◆ Job 1: According to the estate planning post, which major life events should prompt a review of your plan?
◆ Job 2: Continue the estate planning post from the point where it stops.

====== Source excerpt

Estate Planning Series: Maintaining Your Estate Plan to the End

In last month’s blog we discussed the importance of protecting your digital assets by including items such as social media, cloud storage, crypto investment and others in your estate plan. After diving into what items should be considered in your estate plan, understanding and planning on the longevity of your plan are next.

Forming a comprehensive estate plan is not a one-and-done activity; your estate plan should be a fluid arrangement that adjusts to the ever-evolving circumstances of your life.  It’s important to recognize when you should change your estate plan and take the appropriate steps to properly secure your and your family’s legacy throughout your life and its many seasons.

When to Update Your Estate Plan

Major life events like marriage, divorce, births, and deaths within your family or key relationships should prompt a review of your plan. Similarly, if you or a beneficiary becomes disabled or, in the case of a beneficiary, incompetent to manage one’s affairs, you should also review your current estate plan. These events likely reshape your priorities, needs, and wishes and require adjustments to your beneficiaries, executors, agents, and overall arrangements.

============
====== Data provided

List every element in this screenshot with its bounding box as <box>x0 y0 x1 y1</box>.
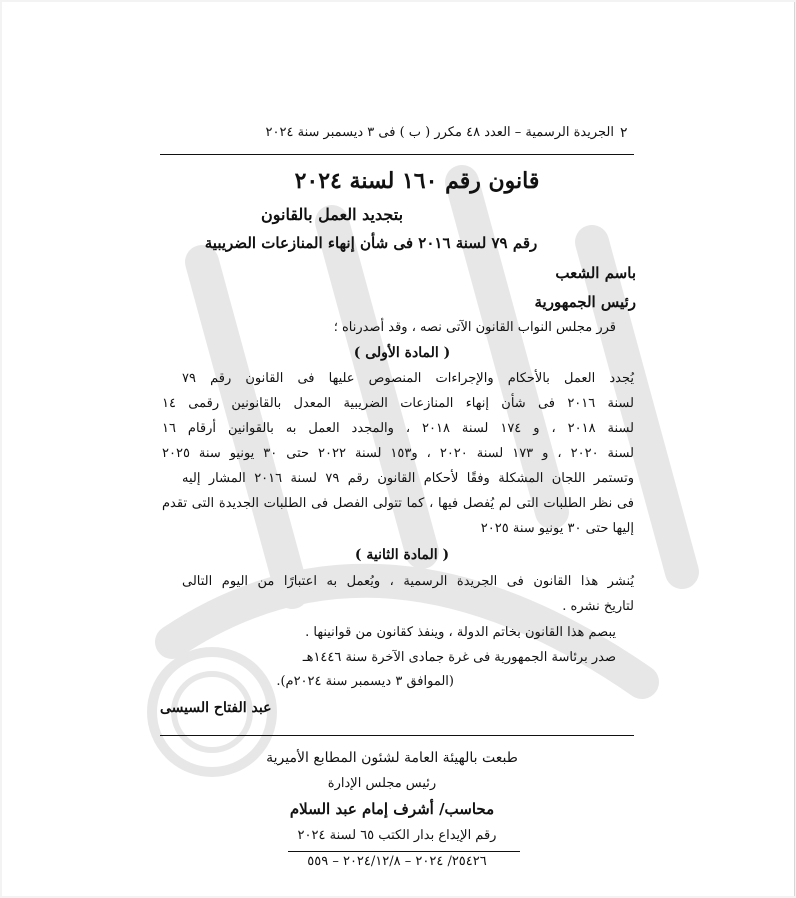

============

◆ Answer 1: Marriage, divorce, births, and deaths within your family or key relationships.

◆ Answer 2:
Moving to a different state or country should also prompt you to review your estate plan, as this can have legal and financial implications for your plan. Laws regarding wills, trusts, and estate taxes vary, so it’s essential to ensure your plan complies with the laws of your current jurisdiction and that certain arrangements will continue to have the same desired impact.  Conversely, moving may add considerations to plan for (for example, if you move from a jurisdiction with no state estate tax to a state with a state estate tax).

If you’ve purchased real estate, started or sold a business, or inherited money, you should review your estate plan.  Any significant change to your financial situation, such as a substantial increase or decrease in assets, may necessitate modifications to your estate plan. This could involve updating distribution instructions or considering new tax-saving strategies.

What Are the Consequences of Neglecting Your Estate Plan?

Failing to update your estate plan can lead to a number of undesired consequences.  For example, suppose you, like many people, select your spouse and a parent as the executor and successor executor of your will.  If they both pass away before you and you don’t update your estate plan, this likely leaves vital roles in your estate plan—for example, the executor—vacant.  Upon your death, this vacancy would leave your children or their legal guardians burdened with appealing to a court to appoint an executor, thus further complicating an already long and arduous probate process. At best this will result in delay, at worst it leads to familial conflict.

Everything from real estate law to tax law can impact your estate plan. As laws will regularly change over your lifetime, you should periodically ensure that elements of your estate plan don’t become inefficient, obsolete, or even damaging. Failing to adjust your estate plan can have substantial consequences to your estate, from unexpected taxes to losing eligibility to government benefits.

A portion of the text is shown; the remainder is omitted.